Short problem a
According to the Prairie View XML message, when will Prairie View version 5.2 be released?

Extracted text

On 9 Jun 2014 15:54, Mike Wussow <Mike.Wussow at bruker-nano.com> wrote:
Dear Bio-formats Community,

Prairie View version 5.2 will be released the first week in July 2014.  With this release we have found it necessary to make changes to our XML files.  We realize that these changes will likely break the Bio-formats reader for our files but were necessary changes that should serve our customers well moving forward.  Therefore we are providing information on the changes and example data sets in advance of our release in the hopes that this community can update the Bio-formats reader to accommodate these changes.

A summary of the changes that have occurred to our XML files can be found here: https://www.dropbox.com/s/sf2e634tpuv6ffh/Prairie%20View%20XML%20Evolution.docx as well as in the text below.

Example data sets can be downloaded here: https://www.dropbox.com/sh/rtd73wcu4oboqt4/AABKM1rdhYLWjFVrw-YA5__Sa

Michael C. Wussow
Director Product Line Management

Bruker Nano Surfaces Division    mike.wussow at bruker-nano.com<mailto:mike.wussow at bruker-nano.com>
3030 Laura Lane, Suite 140           http://www.bruker.com/nano
Middleton, WI 53562-0677
Phone: +1 608-662-0022 x167
Cell: +1 608-381-8252
________________________________


Prairie View XML Evolution
Version 4.x and Earlier
This is the format most Prairie View users are accustomed to seeing, and most third-party applications are able to handle.  The largest issue with customers trying to parse this format is trying to read the XML file like a text file, looking for certain strings or assuming a fixed order, when it should be read as an XML file using whatever XML parser is available in the programming language being used.
Another lesser-known issue with this format is that while the first line in the file says it is XML version 1.0, the file actually contains some characters that aren’t valid for version 1.0 and instead require version 1.1.  Some XML parsing libraries (for example, MATLAB’s) are picky about this distinction and refuse to read the XML files unless the version at the top of the file is changed from 1.0 to 1.1.  However, Microsoft/.NET doesn’t support version 1.1, so if the file is changed, Prairie View can no longer read the file.  Removal of those characters is beyond the scope of Bruker’s current technical development projects.
Version 5.0
In addition to the traditional XML file format, Prairie View version 5.0 offers the option to  ‘Use Smaller XML File Format’; the user can toggle this option under the ‘Preferences’ menu in the Prairie View software.
The smaller XML file format eliminates the duplicate state key/value pairs by introducing a hierarchical structure where only what has changed is written out.  This saves tens to hundreds of megabytes for larger data sets.  However, most third-party applications designed to read the larger XML files will not read the smaller format because they don’t know where to find data that can exist in any one of three places.  The differences are illustrated in the following example.

The records
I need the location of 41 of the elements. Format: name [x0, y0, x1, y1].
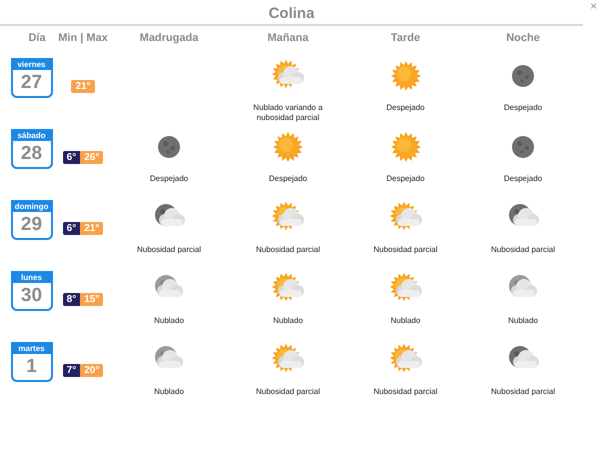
weather-description: Nublado [154, 387, 184, 397]
max-temperature: 15° [80, 293, 104, 306]
calendar-date: domingo 29 [10, 200, 52, 240]
weather-description: Despejado [504, 103, 542, 113]
min-temperature: 6° [62, 222, 80, 235]
city-title: Colina [0, 0, 583, 26]
max-temperature: 26° [80, 151, 104, 164]
weather-description: Nubosidad parcial [373, 387, 438, 397]
max-temperature: 21° [80, 222, 104, 235]
calendar-date: viernes 27 [10, 58, 52, 98]
weather-description: Nubosidad parcial [490, 245, 556, 255]
max-temperature: 20° [80, 364, 104, 377]
weather-description: Nublado [273, 316, 303, 326]
weather-description: Despejado [150, 174, 188, 184]
column-header: Mañana [268, 32, 308, 44]
weather-description: Nubosidad parcial [256, 245, 320, 255]
weather-description: Despejado [386, 174, 425, 184]
column-header: Día [28, 32, 46, 44]
weather-description: Nubosidad parcial [256, 387, 320, 397]
column-header: Min | Max [58, 32, 108, 44]
calendar-date: sábado 28 [10, 129, 52, 169]
weather-description: Nublado [508, 316, 538, 326]
weather-description: Nublado variando a nubosidad parcial [252, 103, 324, 123]
min-temperature: 6° [62, 151, 80, 164]
weather-description: Despejado [504, 174, 542, 184]
column-header: Madrugada [140, 32, 198, 44]
min-temperature: 8° [62, 293, 80, 306]
weather-description: Nubosidad parcial [490, 387, 556, 397]
max-temperature: 21° [71, 80, 95, 93]
close-button[interactable]: × [590, 0, 597, 12]
min-temperature: 7° [62, 364, 80, 377]
weather-description: Nublado [154, 316, 184, 326]
column-header: Noche [506, 32, 540, 44]
calendar-date: martes 1 [10, 342, 52, 382]
weather-description: Nubosidad parcial [136, 245, 202, 255]
weather-description: Despejado [386, 103, 425, 113]
column-header: Tarde [390, 32, 420, 44]
weather-description: Nublado [390, 316, 420, 326]
weather-description: Despejado [268, 174, 308, 184]
weather-description: Nubosidad parcial [373, 245, 438, 255]
calendar-date: lunes 30 [10, 271, 52, 311]
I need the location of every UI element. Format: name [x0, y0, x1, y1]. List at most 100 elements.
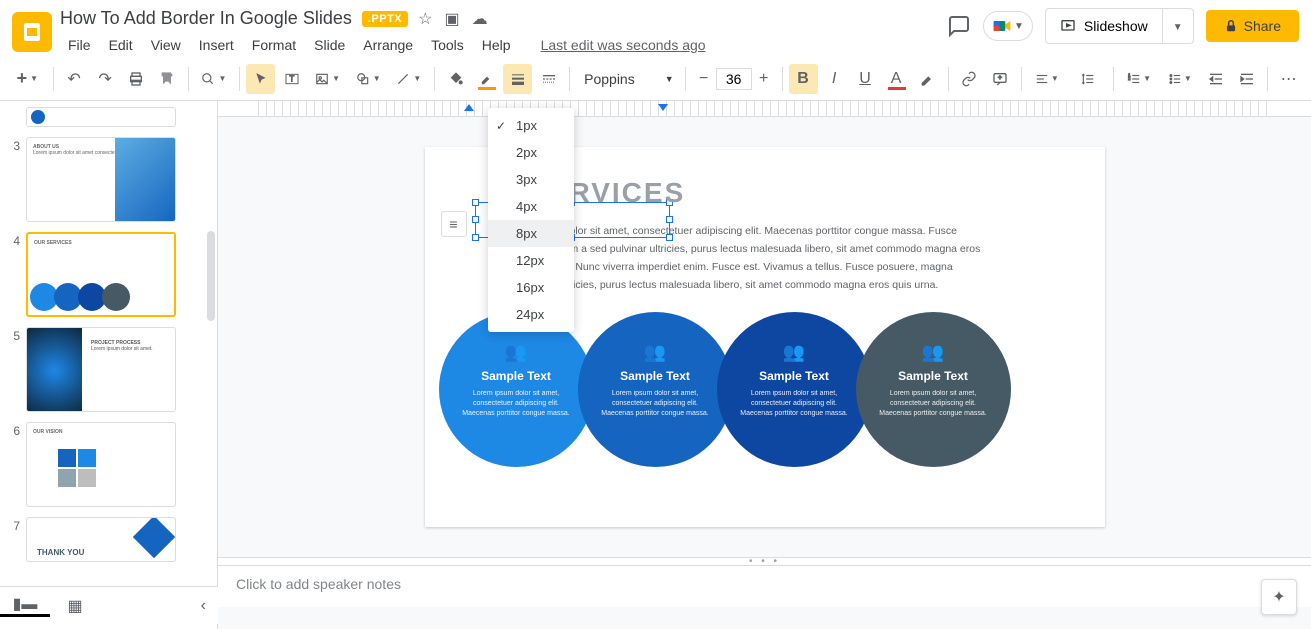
border-weight-option[interactable]: 16px: [488, 274, 574, 301]
slideshow-button[interactable]: Slideshow: [1045, 8, 1163, 44]
slide-thumbnail-selected[interactable]: OUR SERVICES: [26, 232, 176, 317]
share-button[interactable]: Share: [1206, 10, 1299, 42]
scrollbar-thumb[interactable]: [207, 231, 215, 321]
notes-resize-handle[interactable]: • • •: [218, 557, 1311, 565]
more-button[interactable]: ⋯: [1274, 64, 1303, 94]
new-slide-button[interactable]: +▼: [8, 64, 47, 94]
slide-thumbnail[interactable]: [26, 107, 176, 127]
menu-insert[interactable]: Insert: [191, 33, 242, 57]
border-weight-option[interactable]: 8px: [488, 220, 574, 247]
border-weight-option[interactable]: ✓1px: [488, 112, 574, 139]
menu-tools[interactable]: Tools: [423, 33, 472, 57]
font-size-input[interactable]: [716, 68, 752, 90]
collapse-panel-button[interactable]: ‹: [189, 597, 218, 615]
people-icon: 👥: [735, 342, 854, 363]
font-size-minus[interactable]: −: [692, 67, 716, 91]
border-weight-option[interactable]: 24px: [488, 301, 574, 328]
font-family-label: Poppins: [584, 71, 635, 87]
numbered-list-button[interactable]: 12▼: [1120, 64, 1159, 94]
slideshow-dropdown[interactable]: ▼: [1163, 8, 1194, 44]
last-edit-link[interactable]: Last edit was seconds ago: [533, 33, 714, 57]
circle-item[interactable]: 👥Sample TextLorem ipsum dolor sit amet, …: [439, 312, 594, 467]
circle-item[interactable]: 👥Sample TextLorem ipsum dolor sit amet, …: [856, 312, 1011, 467]
print-button[interactable]: [122, 64, 151, 94]
font-family-select[interactable]: Poppins▼: [576, 71, 679, 87]
shape-tool[interactable]: ▼: [349, 64, 388, 94]
menu-arrange[interactable]: Arrange: [355, 33, 421, 57]
slide-thumbnail[interactable]: ABOUT USLorem ipsum dolor sit amet conse…: [26, 137, 176, 222]
image-tool[interactable]: ▼: [308, 64, 347, 94]
circle-item[interactable]: 👥Sample TextLorem ipsum dolor sit amet, …: [578, 312, 733, 467]
line-spacing-button[interactable]: [1068, 64, 1107, 94]
resize-handle[interactable]: [472, 199, 479, 206]
slide-thumbnail[interactable]: OUR VISION: [26, 422, 176, 507]
thumb-number: 5: [6, 327, 20, 343]
comments-icon[interactable]: [947, 14, 971, 38]
outdent-button[interactable]: [1201, 64, 1230, 94]
doc-title[interactable]: How To Add Border In Google Slides: [60, 8, 352, 29]
text-color-button[interactable]: A: [882, 64, 911, 94]
redo-button[interactable]: ↷: [91, 64, 120, 94]
resize-handle[interactable]: [472, 216, 479, 223]
horizontal-ruler[interactable]: [218, 101, 1311, 117]
menu-slide[interactable]: Slide: [306, 33, 353, 57]
filmstrip-view-button[interactable]: ▮▬: [0, 594, 50, 617]
italic-button[interactable]: I: [820, 64, 849, 94]
fill-color-button[interactable]: [441, 64, 470, 94]
border-weight-option[interactable]: 4px: [488, 193, 574, 220]
highlight-button[interactable]: [913, 64, 942, 94]
border-weight-button[interactable]: [503, 64, 532, 94]
cloud-icon[interactable]: ☁: [472, 9, 488, 29]
people-icon: 👥: [457, 342, 576, 363]
slide-thumbnail[interactable]: THANK YOU: [26, 517, 176, 562]
select-tool[interactable]: [246, 64, 275, 94]
textbox-tool[interactable]: T: [277, 64, 306, 94]
undo-button[interactable]: ↶: [60, 64, 89, 94]
menu-view[interactable]: View: [143, 33, 189, 57]
speaker-notes[interactable]: Click to add speaker notes: [218, 565, 1311, 607]
toolbar: +▼ ↶ ↷ ▼ T ▼ ▼ ▼ Poppins▼ − + B I U A + …: [0, 57, 1311, 101]
comment-button[interactable]: +: [986, 64, 1015, 94]
align-button[interactable]: ▼: [1028, 64, 1067, 94]
paint-format-button[interactable]: [153, 64, 182, 94]
menu-edit[interactable]: Edit: [101, 33, 141, 57]
meet-button[interactable]: ▼: [983, 11, 1033, 41]
align-floating-button[interactable]: ≡: [441, 211, 467, 237]
border-weight-option[interactable]: 2px: [488, 139, 574, 166]
indent-button[interactable]: [1232, 64, 1261, 94]
menu-format[interactable]: Format: [244, 33, 304, 57]
header: How To Add Border In Google Slides .PPTX…: [0, 0, 1311, 57]
zoom-button[interactable]: ▼: [195, 64, 234, 94]
slide-thumbnail[interactable]: PROJECT PROCESSLorem ipsum dolor sit ame…: [26, 327, 176, 412]
menu-help[interactable]: Help: [474, 33, 519, 57]
resize-handle[interactable]: [472, 234, 479, 241]
explore-button[interactable]: ✦: [1261, 579, 1297, 615]
svg-text:2: 2: [1128, 76, 1131, 81]
border-weight-option[interactable]: 12px: [488, 247, 574, 274]
circles-row: 👥Sample TextLorem ipsum dolor sit amet, …: [455, 312, 1045, 467]
slides-logo[interactable]: [12, 12, 52, 52]
pptx-badge: .PPTX: [362, 11, 408, 27]
menu-file[interactable]: File: [60, 33, 99, 57]
thumb-number: 4: [6, 232, 20, 248]
border-weight-option[interactable]: 3px: [488, 166, 574, 193]
border-dash-button[interactable]: [534, 64, 563, 94]
slide-title-text[interactable]: RVICES: [570, 177, 1045, 209]
people-icon: 👥: [874, 342, 993, 363]
link-button[interactable]: [955, 64, 984, 94]
star-icon[interactable]: ☆: [418, 9, 432, 29]
resize-handle[interactable]: [666, 234, 673, 241]
bulleted-list-button[interactable]: ▼: [1160, 64, 1199, 94]
resize-handle[interactable]: [666, 216, 673, 223]
ruler-indent-marker[interactable]: [464, 101, 474, 111]
border-color-button[interactable]: [472, 64, 501, 94]
grid-view-button[interactable]: ▦: [50, 596, 100, 616]
underline-button[interactable]: U: [851, 64, 880, 94]
circle-item[interactable]: 👥Sample TextLorem ipsum dolor sit amet, …: [717, 312, 872, 467]
bold-button[interactable]: B: [789, 64, 818, 94]
line-tool[interactable]: ▼: [390, 64, 429, 94]
move-icon[interactable]: ▣: [444, 9, 459, 29]
font-size-plus[interactable]: +: [752, 67, 776, 91]
ruler-indent-marker[interactable]: [658, 101, 668, 111]
slideshow-label: Slideshow: [1084, 18, 1148, 34]
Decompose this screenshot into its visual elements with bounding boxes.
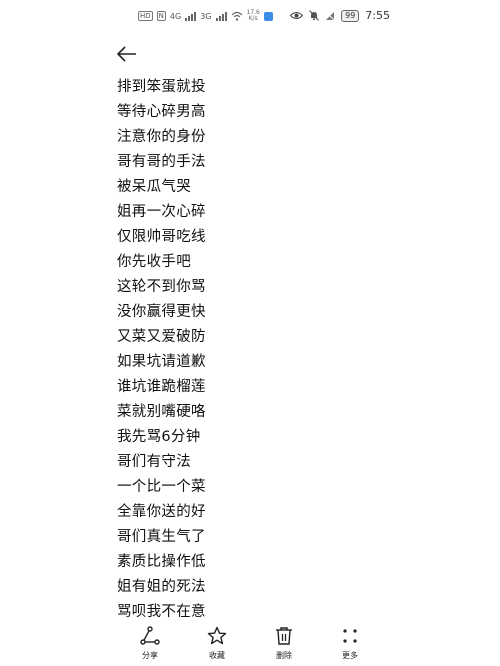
- text-line: 素质比操作低: [117, 554, 206, 570]
- text-line: 如果坑请道歉: [117, 354, 206, 370]
- text-line: 一个比一个菜: [117, 479, 206, 495]
- text-line: 注意你的身份: [117, 129, 206, 145]
- share-button[interactable]: 分享: [125, 626, 175, 661]
- mute-bell-icon: [309, 10, 320, 21]
- nfc-indicator: N: [156, 11, 166, 21]
- note-text-list: 排到笨蛋就投 等待心碎男高 注意你的身份 哥有哥的手法 被呆瓜气哭 姐再一次心碎…: [117, 75, 206, 625]
- hd-indicator: HD: [138, 11, 153, 21]
- favorite-button[interactable]: 收藏: [192, 626, 242, 661]
- status-right: 99 7:55: [290, 9, 390, 22]
- bottom-toolbar: 分享 收藏 删除 更多: [0, 622, 500, 666]
- text-line: 这轮不到你骂: [117, 279, 206, 295]
- text-line: 你先收手吧: [117, 254, 191, 270]
- status-left: HD N 4G 3G 17.6 K/s: [138, 10, 273, 22]
- app-notification-icon: [263, 11, 273, 21]
- text-line: 哥们真生气了: [117, 529, 206, 545]
- text-line: 等待心碎男高: [117, 104, 206, 120]
- share-icon: [140, 626, 160, 645]
- wifi-icon: [231, 11, 242, 21]
- delete-label: 删除: [276, 651, 292, 660]
- more-button[interactable]: 更多: [325, 626, 375, 661]
- signal-label-1: 4G: [169, 11, 182, 21]
- net-speed-unit: K/s: [248, 15, 258, 22]
- text-line: 谁坑谁跪榴莲: [117, 379, 206, 395]
- text-line: 哥们有守法: [117, 454, 191, 470]
- back-arrow-icon: [116, 46, 136, 62]
- text-line: 全靠你送的好: [117, 504, 206, 520]
- more-label: 更多: [342, 651, 358, 660]
- eye-icon: [290, 12, 304, 19]
- text-line: 又菜又爱破防: [117, 329, 206, 345]
- signal-label-2: 3G: [200, 11, 212, 21]
- share-label: 分享: [142, 651, 158, 660]
- text-line: 排到笨蛋就投: [117, 79, 206, 95]
- net-speed: 17.6 K/s: [247, 10, 260, 22]
- text-line: 姐有姐的死法: [117, 579, 206, 595]
- more-dots-icon: [343, 629, 357, 643]
- text-line: 姐再一次心碎: [117, 204, 206, 220]
- text-line: 没你赢得更快: [117, 304, 206, 320]
- text-line: 我先骂6分钟: [117, 429, 201, 445]
- trash-icon: [276, 627, 292, 645]
- text-line: 哥有哥的手法: [117, 154, 206, 170]
- signal-icon-2: [215, 11, 227, 21]
- text-line: 仅限帅哥吃线: [117, 229, 206, 245]
- status-bar: HD N 4G 3G 17.6 K/s 99 7:55: [0, 0, 500, 34]
- back-button[interactable]: [112, 40, 142, 70]
- text-line: 被呆瓜气哭: [117, 179, 191, 195]
- signal-icon: [185, 11, 197, 21]
- text-line: 菜就别嘴硬咯: [117, 404, 206, 420]
- favorite-label: 收藏: [209, 651, 225, 660]
- delete-button[interactable]: 删除: [259, 626, 309, 661]
- battery-indicator: 99: [341, 9, 360, 22]
- star-icon: [207, 626, 227, 645]
- clock: 7:55: [365, 9, 390, 22]
- no-sim-icon: [326, 11, 335, 20]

Short problem b
Copy out the entries word for word, starting at the line that contains "border-weight-option[interactable]: 16px: [488, 274, 574, 301]" and ending at the line that contains "shape-tool[interactable]: ▼: [349, 64, 388, 94]", with both of those lines included.

Answer a
The first week in July 2014.

Answer b
border-weight-option[interactable]: 16px: [488, 274, 574, 301]
slideshow-button[interactable]: Slideshow: [1045, 8, 1163, 44]
slide-thumbnail-selected[interactable]: OUR SERVICES: [26, 232, 176, 317]
share-button[interactable]: Share: [1206, 10, 1299, 42]
scrollbar-thumb[interactable]: [207, 231, 215, 321]
notes-resize-handle[interactable]: • • •: [218, 557, 1311, 565]
more-button[interactable]: ⋯: [1274, 64, 1303, 94]
new-slide-button[interactable]: +▼: [8, 64, 47, 94]
slide-thumbnail[interactable]: [26, 107, 176, 127]
menu-insert[interactable]: Insert: [191, 33, 242, 57]
border-weight-option[interactable]: 8px: [488, 220, 574, 247]
border-weight-option[interactable]: ✓1px: [488, 112, 574, 139]
menu-tools[interactable]: Tools: [423, 33, 472, 57]
font-size-input[interactable]: [716, 68, 752, 90]
collapse-panel-button[interactable]: ‹: [189, 597, 218, 615]
people-icon: 👥: [735, 342, 854, 363]
font-size-minus[interactable]: −: [692, 67, 716, 91]
border-weight-option[interactable]: 24px: [488, 301, 574, 328]
font-family-label: Poppins: [584, 71, 635, 87]
numbered-list-button[interactable]: 12▼: [1120, 64, 1159, 94]
slideshow-dropdown[interactable]: ▼: [1163, 8, 1194, 44]
last-edit-link[interactable]: Last edit was seconds ago: [533, 33, 714, 57]
circle-item[interactable]: 👥Sample TextLorem ipsum dolor sit amet, …: [439, 312, 594, 467]
circle-item[interactable]: 👥Sample TextLorem ipsum dolor sit amet, …: [856, 312, 1011, 467]
print-button[interactable]: [122, 64, 151, 94]
font-family-select[interactable]: Poppins▼: [576, 71, 679, 87]
shape-tool[interactable]: ▼: [349, 64, 388, 94]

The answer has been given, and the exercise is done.